## START

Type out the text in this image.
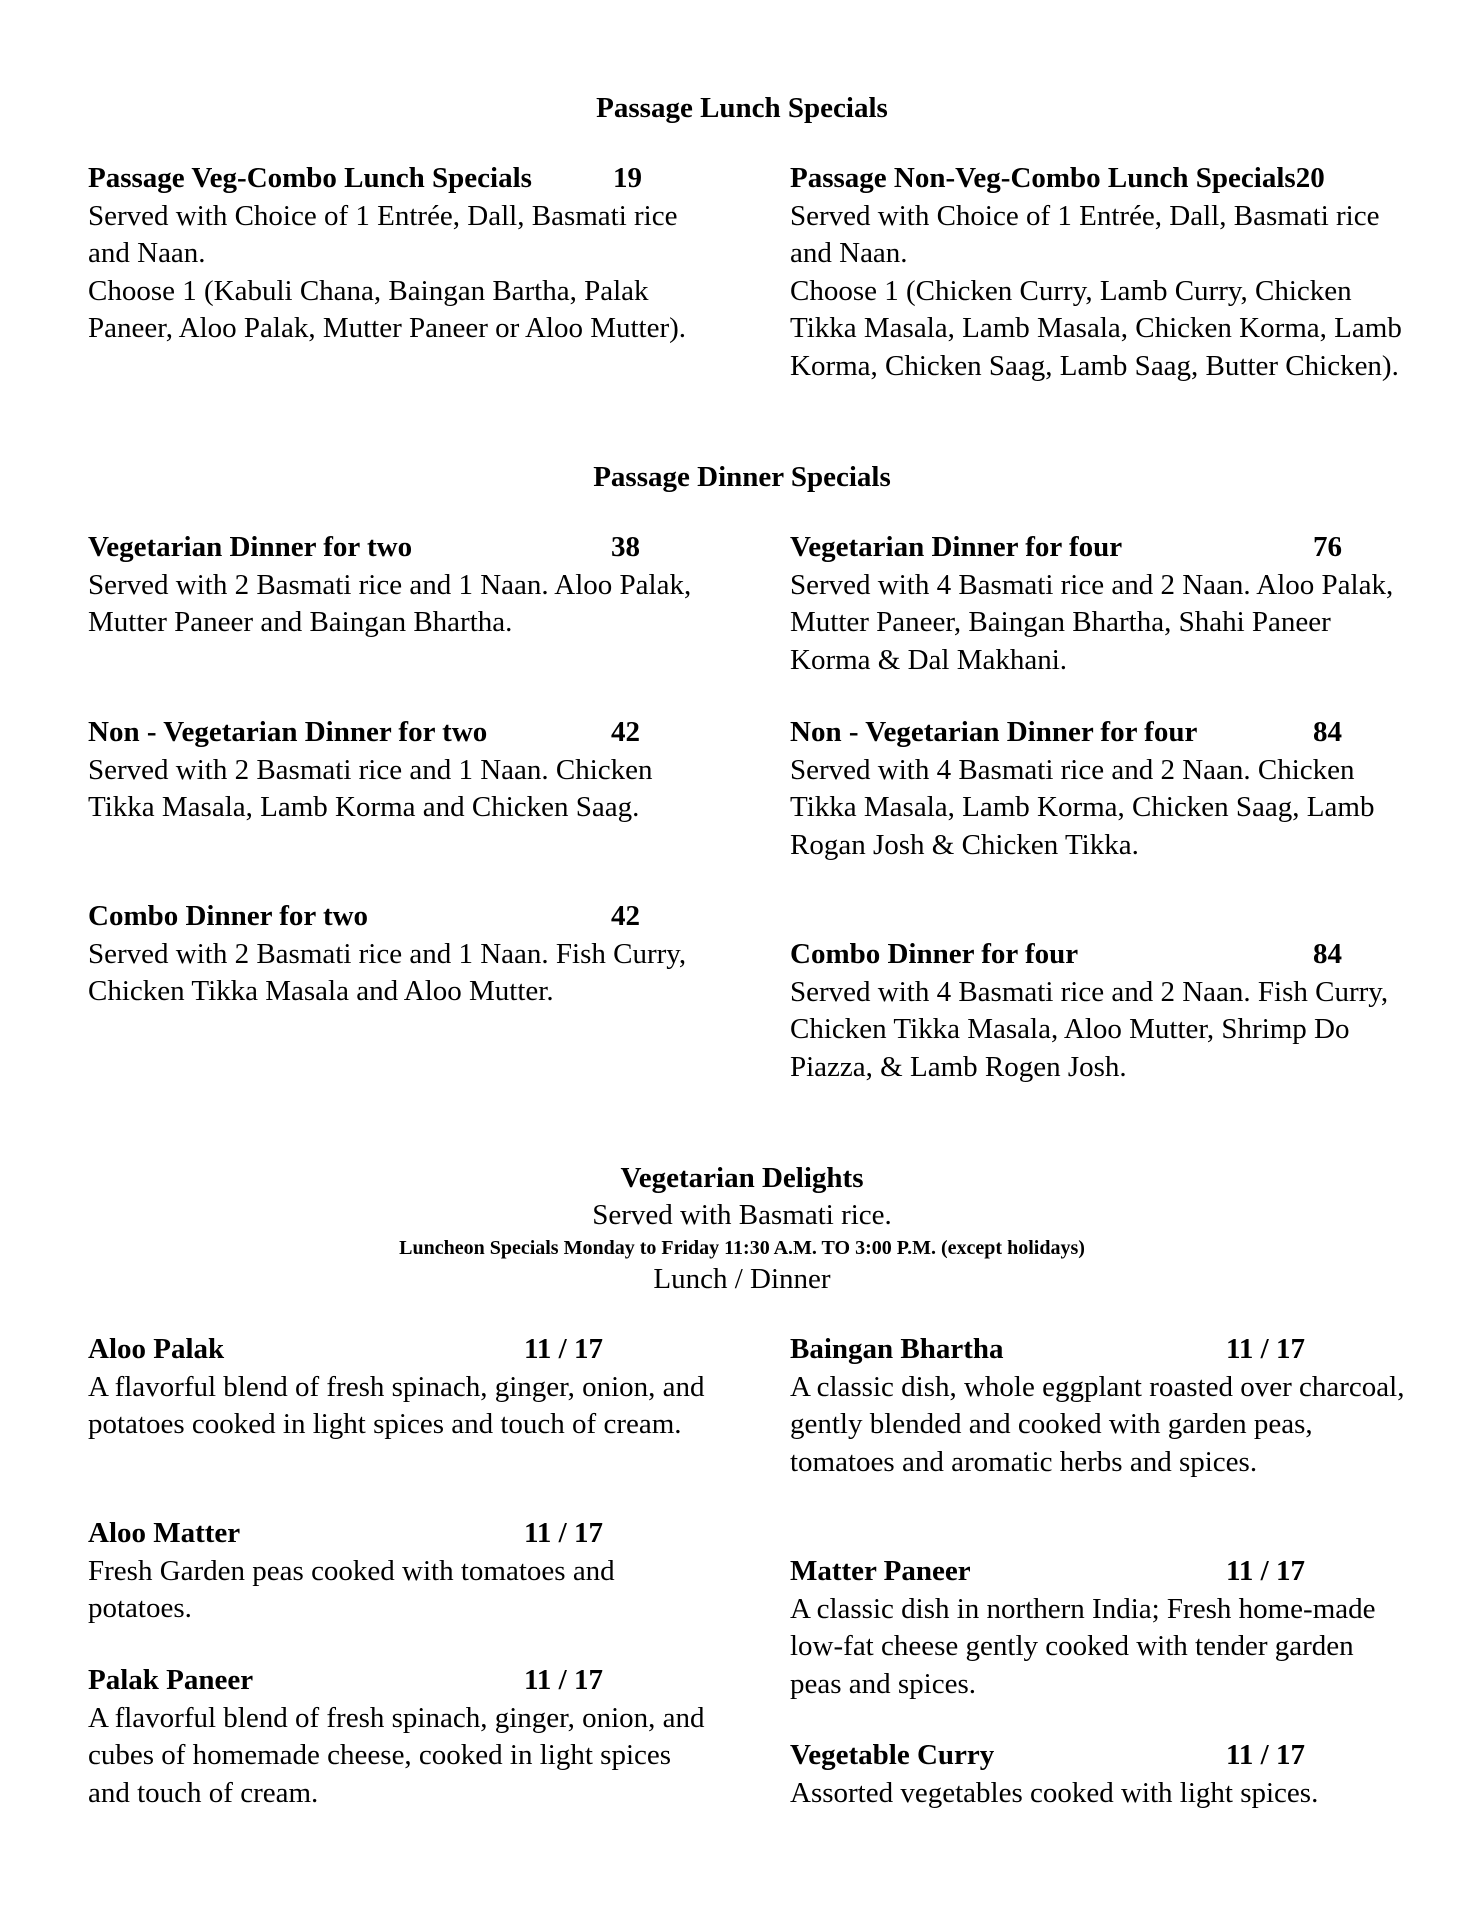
Passage Lunch Specials
Passage Veg-Combo Lunch Specials	19
Served with Choice of 1 Entrée, Dall, Basmati rice and Naan.
Choose 1 (Kabuli Chana, Baingan Bartha, Palak Paneer, Aloo Palak, Mutter Paneer or Aloo Mutter).
Passage Non-Veg-Combo Lunch Specials20
Served with Choice of 1 Entrée, Dall, Basmati rice and Naan.
Choose 1 (Chicken Curry, Lamb Curry, Chicken Tikka Masala, Lamb Masala, Chicken Korma, Lamb Korma, Chicken Saag, Lamb Saag, Butter Chicken).
Passage Dinner Specials
Vegetarian Dinner for two	38
Served with 2 Basmati rice and 1 Naan. Aloo Palak, Mutter Paneer and Baingan Bhartha.
Vegetarian Dinner for four	76
Served with 4 Basmati rice and 2 Naan. Aloo Palak, Mutter Paneer, Baingan Bhartha, Shahi Paneer Korma & Dal Makhani.
Non - Vegetarian Dinner for two	42
Served with 2 Basmati rice and 1 Naan. Chicken Tikka Masala, Lamb Korma and Chicken Saag.
Non - Vegetarian Dinner for four	84
Served with 4 Basmati rice and 2 Naan. Chicken Tikka Masala, Lamb Korma, Chicken Saag, Lamb Rogan Josh & Chicken Tikka.
Combo Dinner for two	42
Served with 2 Basmati rice and 1 Naan. Fish Curry, Chicken Tikka Masala and Aloo Mutter.
Combo Dinner for four	84
Served with 4 Basmati rice and 2 Naan. Fish Curry, Chicken Tikka Masala, Aloo Mutter, Shrimp Do Piazza, & Lamb Rogen Josh.
Vegetarian Delights
Served with Basmati rice.
Luncheon Specials Monday to Friday 11:30 A.M. TO 3:00 P.M. (except holidays)
Lunch / Dinner
Aloo Palak	11 / 17
A flavorful blend of fresh spinach, ginger, onion, and potatoes cooked in light spices and touch of cream.
Baingan Bhartha	11 / 17
A classic dish, whole eggplant roasted over charcoal, gently blended and cooked with garden peas, tomatoes and aromatic herbs and spices.
Aloo Matter	11 / 17
Fresh Garden peas cooked with tomatoes and potatoes.
Matter Paneer	11 / 17
A classic dish in northern India; Fresh home-made low-fat cheese gently cooked with tender garden peas and spices.
Palak Paneer	11 / 17
A flavorful blend of fresh spinach, ginger, onion, and cubes of homemade cheese, cooked in light spices and touch of cream.
Vegetable Curry	11 / 17
Assorted vegetables cooked with light spices.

## END

▶ **Stated goal**: Find every line in the records that contains the word "Baingan"; copy those lines.

▶ **Worked solution**:
Choose 1 (Kabuli Chana, Baingan Bartha, Palak Paneer, Aloo Palak, Mutter Paneer or Aloo Mutter).
Served with 2 Basmati rice and 1 Naan. Aloo Palak, Mutter Paneer and Baingan Bhartha.
Served with 4 Basmati rice and 2 Naan. Aloo Palak, Mutter Paneer, Baingan Bhartha, Shahi Paneer Korma & Dal Makhani.
Baingan Bhartha	11 / 17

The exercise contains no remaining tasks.